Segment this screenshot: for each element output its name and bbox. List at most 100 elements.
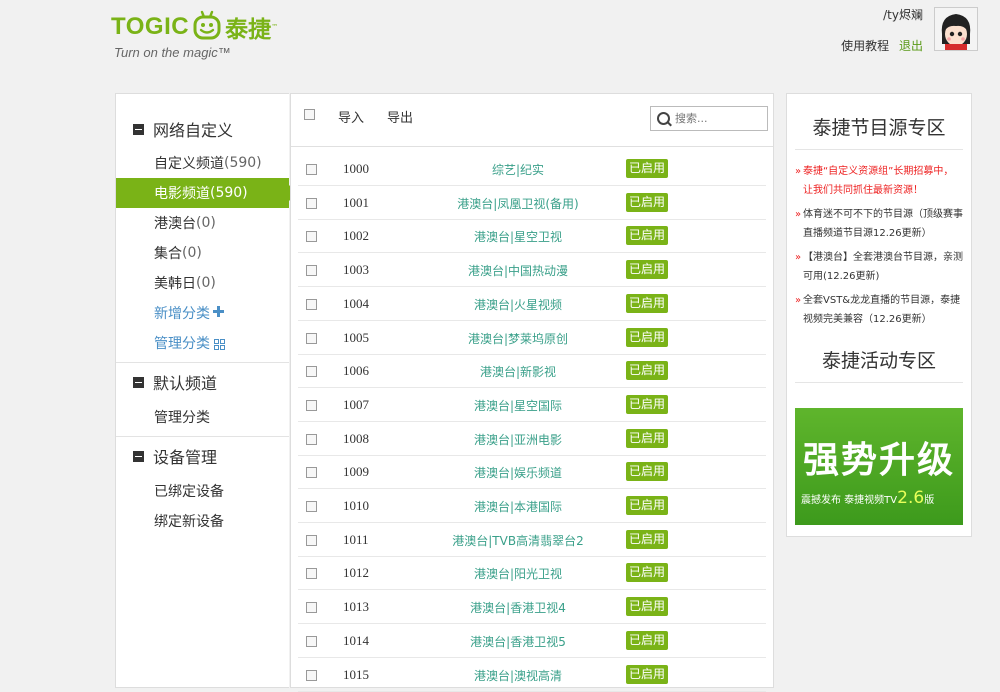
sidebar-item-manage-category[interactable]: 管理分类 — [116, 402, 289, 432]
news-item[interactable]: 全套VST&龙龙直播的节目源，泰捷视频完美兼容（12.26更新） — [795, 291, 963, 329]
sidebar-item-label: 港澳台 — [154, 216, 196, 232]
row-checkbox[interactable] — [306, 534, 317, 546]
news-item[interactable]: 【港澳台】全套港澳台节目源，亲测可用(12.26更新) — [795, 248, 963, 286]
row-checkbox[interactable] — [306, 467, 317, 479]
status-badge[interactable]: 已启用 — [626, 192, 668, 212]
row-checkbox[interactable] — [306, 332, 317, 344]
sidebar-item-hk-macau-tw[interactable]: 港澳台 (0) — [116, 208, 289, 238]
add-category-link[interactable]: 新增分类 — [116, 298, 289, 328]
collapse-icon[interactable] — [133, 450, 144, 462]
channel-id: 1007 — [343, 396, 369, 412]
channel-id: 1001 — [343, 194, 369, 210]
channel-name-link[interactable]: 港澳台|中国热动漫 — [403, 262, 633, 279]
table-row: 1010 港澳台|本港国际 已启用 — [291, 490, 773, 523]
sidebar-item-bind-new-device[interactable]: 绑定新设备 — [116, 506, 289, 536]
collapse-icon[interactable] — [133, 376, 144, 388]
sidebar-item-us-kr-jp[interactable]: 美韩日 (0) — [116, 268, 289, 298]
search-icon[interactable] — [657, 112, 670, 125]
row-checkbox[interactable] — [306, 164, 317, 175]
collapse-icon[interactable] — [133, 123, 144, 135]
channel-name-link[interactable]: 港澳台|火星视频 — [403, 296, 633, 313]
status-badge[interactable]: 已启用 — [626, 394, 668, 414]
row-checkbox[interactable] — [306, 366, 317, 378]
channel-name-link[interactable]: 港澳台|本港国际 — [403, 498, 633, 515]
group-network-custom[interactable]: 网络自定义 — [116, 110, 289, 148]
channel-id: 1002 — [343, 228, 369, 244]
import-button[interactable]: 导入 — [338, 107, 364, 126]
status-badge[interactable]: 已启用 — [626, 496, 668, 515]
manage-category-link[interactable]: 管理分类 — [116, 328, 289, 358]
promo-banner[interactable]: 强势升级 震撼发布 泰捷视频TV2.6版 — [795, 408, 963, 525]
logo-trademark: ™ — [271, 23, 279, 31]
status-badge[interactable]: 已启用 — [626, 293, 668, 313]
status-badge[interactable]: 已启用 — [626, 260, 668, 280]
export-button[interactable]: 导出 — [387, 107, 413, 126]
sidebar-item-collection[interactable]: 集合 (0) — [116, 238, 289, 268]
right-panel: 泰捷节目源专区 泰捷“自定义资源组”长期招募中，让我们共同抓住最新资源！ 体育迷… — [786, 93, 972, 537]
row-checkbox[interactable] — [306, 635, 317, 647]
select-all-checkbox[interactable] — [304, 109, 315, 120]
channel-name-link[interactable]: 港澳台|星空国际 — [403, 397, 633, 414]
row-checkbox[interactable] — [306, 265, 317, 277]
status-badge[interactable]: 已启用 — [626, 563, 668, 583]
user-name: /ty烬斓 — [883, 8, 923, 22]
logout-link[interactable]: 退出 — [899, 39, 923, 53]
table-row: 1015 港澳台|澳视高清 已启用 — [291, 659, 773, 692]
channel-name-link[interactable]: 港澳台|香港卫视4 — [403, 599, 633, 616]
status-badge[interactable]: 已启用 — [626, 630, 668, 650]
source-zone-title: 泰捷节目源专区 — [812, 117, 946, 139]
row-checkbox[interactable] — [306, 433, 317, 445]
channel-name-link[interactable]: 港澳台|香港卫视5 — [403, 633, 633, 650]
channel-name-link[interactable]: 港澳台|澳视高清 — [403, 667, 633, 684]
sidebar-item-custom-channel[interactable]: 自定义频道 (590) — [116, 148, 289, 178]
row-checkbox[interactable] — [306, 231, 317, 243]
row-checkbox[interactable] — [306, 501, 317, 512]
status-badge[interactable]: 已启用 — [626, 597, 668, 617]
status-badge[interactable]: 已启用 — [626, 664, 668, 684]
tutorial-link[interactable]: 使用教程 — [841, 39, 889, 53]
channel-name-link[interactable]: 港澳台|凤凰卫视(备用) — [403, 195, 633, 212]
table-row: 1008 港澳台|亚洲电影 已启用 — [291, 423, 773, 456]
search-input[interactable] — [675, 110, 763, 127]
group-default-channel[interactable]: 默认频道 — [116, 363, 289, 401]
row-divider — [298, 690, 766, 692]
row-checkbox[interactable] — [306, 568, 317, 580]
row-checkbox[interactable] — [306, 399, 317, 411]
promo-subline: 震撼发布 泰捷视频TV2.6版 — [801, 488, 959, 508]
sidebar-item-bound-devices[interactable]: 已绑定设备 — [116, 476, 289, 506]
table-row: 1000 综艺|纪实 已启用 — [291, 153, 773, 186]
channel-name-link[interactable]: 港澳台|亚洲电影 — [403, 431, 633, 448]
news-item[interactable]: 泰捷“自定义资源组”长期招募中，让我们共同抓住最新资源！ — [795, 162, 963, 200]
sidebar-item-movie-channel[interactable]: 电影频道 (590) — [116, 178, 297, 208]
status-badge[interactable]: 已启用 — [626, 529, 668, 549]
smiley-logo-icon — [192, 10, 222, 44]
channel-id: 1009 — [343, 464, 369, 480]
channel-name-link[interactable]: 港澳台|梦莱坞原创 — [403, 330, 633, 347]
status-badge[interactable]: 已启用 — [626, 226, 668, 246]
channel-name-link[interactable]: 港澳台|TVB高清翡翠台2 — [403, 532, 633, 549]
channel-name-link[interactable]: 港澳台|阳光卫视 — [403, 565, 633, 582]
channel-name-link[interactable]: 港澳台|星空卫视 — [403, 228, 633, 245]
logo[interactable]: TOGIC 泰捷 ™ Turn on the magic™ — [111, 10, 278, 60]
row-checkbox[interactable] — [306, 197, 317, 209]
status-badge[interactable]: 已启用 — [626, 462, 668, 482]
activity-zone-title: 泰捷活动专区 — [821, 350, 936, 372]
row-checkbox[interactable] — [306, 669, 317, 681]
sidebar-item-label: 绑定新设备 — [154, 514, 224, 530]
channel-name-link[interactable]: 港澳台|新影视 — [403, 363, 633, 380]
status-badge[interactable]: 已启用 — [626, 361, 668, 381]
group-device-management[interactable]: 设备管理 — [116, 437, 289, 475]
channel-name-link[interactable]: 港澳台|娱乐频道 — [403, 464, 633, 481]
row-checkbox[interactable] — [306, 298, 317, 310]
status-badge[interactable]: 已启用 — [626, 159, 668, 178]
avatar[interactable] — [934, 7, 978, 51]
news-item[interactable]: 体育迷不可不下的节目源（顶级赛事直播频道节目源12.26更新） — [795, 205, 963, 243]
avatar-face-icon — [935, 8, 977, 50]
table-row: 1005 港澳台|梦莱坞原创 已启用 — [291, 322, 773, 355]
status-badge[interactable]: 已启用 — [626, 327, 668, 347]
promo-headline: 强势升级 — [802, 440, 955, 481]
channel-name-link[interactable]: 综艺|纪实 — [403, 161, 633, 178]
table-row: 1006 港澳台|新影视 已启用 — [291, 355, 773, 389]
row-checkbox[interactable] — [306, 602, 317, 614]
status-badge[interactable]: 已启用 — [626, 428, 668, 448]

━━━━━━

# [CHALLENGE]
Format the items above as a JSON list of strings with one string per line. Omit blank lines and leave out the pictures.

# [FINAL ANSWER]
[
  "Segment this screenshot: for each element output its name and bbox. List at most 100 elements.",
  "sidebar-item-manage-category[interactable]: 管理分类 — [116, 402, 289, 432]",
  "news-item[interactable]: 全套VST&龙龙直播的节目源，泰捷视频完美兼容（12.26更新） — [795, 291, 963, 329]",
  "sidebar-item-label: 港澳台 — [154, 216, 196, 232]",
  "row-checkbox[interactable] — [306, 534, 317, 546]",
  "news-item[interactable]: 【港澳台】全套港澳台节目源，亲测可用(12.26更新) — [795, 248, 963, 286]",
  "row-checkbox[interactable] — [306, 467, 317, 479]",
  "status-badge[interactable]: 已启用 — [626, 192, 668, 212]",
  "row-checkbox[interactable] — [306, 332, 317, 344]",
  "sidebar-item-hk-macau-tw[interactable]: 港澳台 (0) — [116, 208, 289, 238]",
  "add-category-link[interactable]: 新增分类 — [116, 298, 289, 328]",
  "collapse-icon[interactable] — [133, 450, 144, 462]",
  "channel-id: 1007 — [343, 396, 369, 412]",
  "channel-id: 1001 — [343, 194, 369, 210]",
  "channel-name-link[interactable]: 港澳台|中国热动漫 — [403, 262, 633, 279]",
  "table-row: 1010 港澳台|本港国际 已启用 — [291, 490, 773, 523]",
  "sidebar-item-bind-new-device[interactable]: 绑定新设备 — [116, 506, 289, 536]",
  "collapse-icon[interactable] — [133, 376, 144, 388]",
  "sidebar-item-us-kr-jp[interactable]: 美韩日 (0) — [116, 268, 289, 298]",
  "search-icon[interactable] — [657, 112, 670, 125]",
  "row-checkbox[interactable] — [306, 164, 317, 175]",
  "collapse-icon[interactable] — [133, 123, 144, 135]",
  "channel-name-link[interactable]: 港澳台|火星视频 — [403, 296, 633, 313]",
  "status-badge[interactable]: 已启用 — [626, 394, 668, 414]",
  "row-checkbox[interactable] — [306, 366, 317, 378]",
  "channel-name-link[interactable]: 港澳台|本港国际 — [403, 498, 633, 515]",
  "group-network-custom[interactable]: 网络自定义 — [116, 110, 289, 148]",
  "channel-id: 1002 — [343, 228, 369, 244]",
  "import-button[interactable]: 导入 — [338, 107, 364, 126]",
  "status-badge[interactable]: 已启用 — [626, 496, 668, 515]",
  "manage-category-link[interactable]: 管理分类 — [116, 328, 289, 358]",
  "promo-banner[interactable]: 强势升级 震撼发布 泰捷视频TV2.6版 — [795, 408, 963, 525]",
  "logo-trademark: ™ — [271, 23, 279, 31]",
  "status-badge[interactable]: 已启用 — [626, 293, 668, 313]",
  "status-badge[interactable]: 已启用 — [626, 260, 668, 280]",
  "export-button[interactable]: 导出 — [387, 107, 413, 126]",
  "sidebar-item-collection[interactable]: 集合 (0) — [116, 238, 289, 268]",
  "right-panel: 泰捷节目源专区 泰捷“自定义资源组”长期招募中，让我们共同抓住最新资源！ 体育迷… — [786, 93, 972, 537]",
  "row-checkbox[interactable] — [306, 635, 317, 647]",
  "select-all-checkbox[interactable] — [304, 109, 315, 120]",
  "channel-name-link[interactable]: 港澳台|星空国际 — [403, 397, 633, 414]",
  "row-checkbox[interactable] — [306, 265, 317, 277]",
  "status-badge[interactable]: 已启用 — [626, 563, 668, 583]",
  "user-name: /ty烬斓 — [883, 8, 923, 22]",
  "logout-link[interactable]: 退出 — [899, 39, 923, 53]",
  "table-row: 1015 港澳台|澳视高清 已启用 — [291, 659, 773, 692]",
  "channel-name-link[interactable]: 港澳台|香港卫视4 — [403, 599, 633, 616]",
  "status-badge[interactable]: 已启用 — [626, 630, 668, 650]",
  "source-zone-title: 泰捷节目源专区 — [812, 117, 946, 139]",
  "row-checkbox[interactable] — [306, 433, 317, 445]",
  "channel-name-link[interactable]: 港澳台|香港卫视5 — [403, 633, 633, 650]",
  "channel-name-link[interactable]: 港澳台|澳视高清 — [403, 667, 633, 684]",
  "sidebar-item-custom-channel[interactable]: 自定义频道 (590) — [116, 148, 289, 178]",
  "row-checkbox[interactable] — [306, 231, 317, 243]",
  "row-checkbox[interactable] — [306, 501, 317, 512]",
  "status-badge[interactable]: 已启用 — [626, 597, 668, 617]",
  "status-badge[interactable]: 已启用 — [626, 664, 668, 684]",
  "tutorial-link[interactable]: 使用教程 — [841, 39, 889, 53]",
  "channel-name-link[interactable]: 港澳台|凤凰卫视(备用) — [403, 195, 633, 212]",
  "table-row: 1008 港澳台|亚洲电影 已启用 — [291, 423, 773, 456]",
  "search-input[interactable] — [675, 110, 763, 127]",
  "group-default-channel[interactable]: 默认频道 — [116, 363, 289, 401]",
  "row-divider — [298, 690, 766, 692]",
  "row-checkbox[interactable] — [306, 568, 317, 580]",
  "row-checkbox[interactable] — [306, 399, 317, 411]",
  "promo-subline: 震撼发布 泰捷视频TV2.6版 — [801, 488, 959, 508]",
  "sidebar-item-bound-devices[interactable]: 已绑定设备 — [116, 476, 289, 506]",
  "table-row: 1000 综艺|纪实 已启用 — [291, 153, 773, 186]",
  "channel-name-link[interactable]: 港澳台|亚洲电影 — [403, 431, 633, 448]",
  "news-item[interactable]: 泰捷“自定义资源组”长期招募中，让我们共同抓住最新资源！ — [795, 162, 963, 200]",
  "sidebar-item-movie-channel[interactable]: 电影频道 (590) — [116, 178, 297, 208]",
  "status-badge[interactable]: 已启用 — [626, 529, 668, 549]",
  "smiley-logo-icon — [192, 10, 222, 44]",
  "channel-id: 1009 — [343, 464, 369, 480]",
  "channel-name-link[interactable]: 港澳台|梦莱坞原创 — [403, 330, 633, 347]",
  "status-badge[interactable]: 已启用 — [626, 226, 668, 246]",
  "channel-name-link[interactable]: 港澳台|TVB高清翡翠台2 — [403, 532, 633, 549]",
  "channel-name-link[interactable]: 港澳台|阳光卫视 — [403, 565, 633, 582]",
  "channel-name-link[interactable]: 港澳台|星空卫视 — [403, 228, 633, 245]",
  "logo[interactable]: TOGIC 泰捷 ™ Turn on the magic™ — [111, 10, 278, 60]",
  "row-checkbox[interactable] — [306, 197, 317, 209]",
  "status-badge[interactable]: 已启用 — [626, 462, 668, 482]",
  "activity-zone-title: 泰捷活动专区 — [821, 350, 936, 372]",
  "row-checkbox[interactable] — [306, 669, 317, 681]",
  "sidebar-item-label: 绑定新设备 — [154, 514, 224, 530]",
  "channel-name-link[interactable]: 港澳台|新影视 — [403, 363, 633, 380]",
  "status-badge[interactable]: 已启用 — [626, 361, 668, 381]",
  "group-device-management[interactable]: 设备管理 — [116, 437, 289, 475]",
  "channel-name-link[interactable]: 港澳台|娱乐频道 — [403, 464, 633, 481]",
  "row-checkbox[interactable] — [306, 298, 317, 310]",
  "status-badge[interactable]: 已启用 — [626, 159, 668, 178]",
  "avatar[interactable] — [934, 7, 978, 51]",
  "news-item[interactable]: 体育迷不可不下的节目源（顶级赛事直播频道节目源12.26更新） — [795, 205, 963, 243]",
  "avatar-face-icon — [935, 8, 977, 50]",
  "table-row: 1005 港澳台|梦莱坞原创 已启用 — [291, 322, 773, 355]",
  "status-badge[interactable]: 已启用 — [626, 327, 668, 347]",
  "promo-headline: 强势升级 — [802, 440, 955, 481]",
  "channel-name-link[interactable]: 综艺|纪实 — [403, 161, 633, 178]",
  "table-row: 1006 港澳台|新影视 已启用 — [291, 355, 773, 389]",
  "row-checkbox[interactable] — [306, 602, 317, 614]",
  "status-badge[interactable]: 已启用 — [626, 428, 668, 448]"
]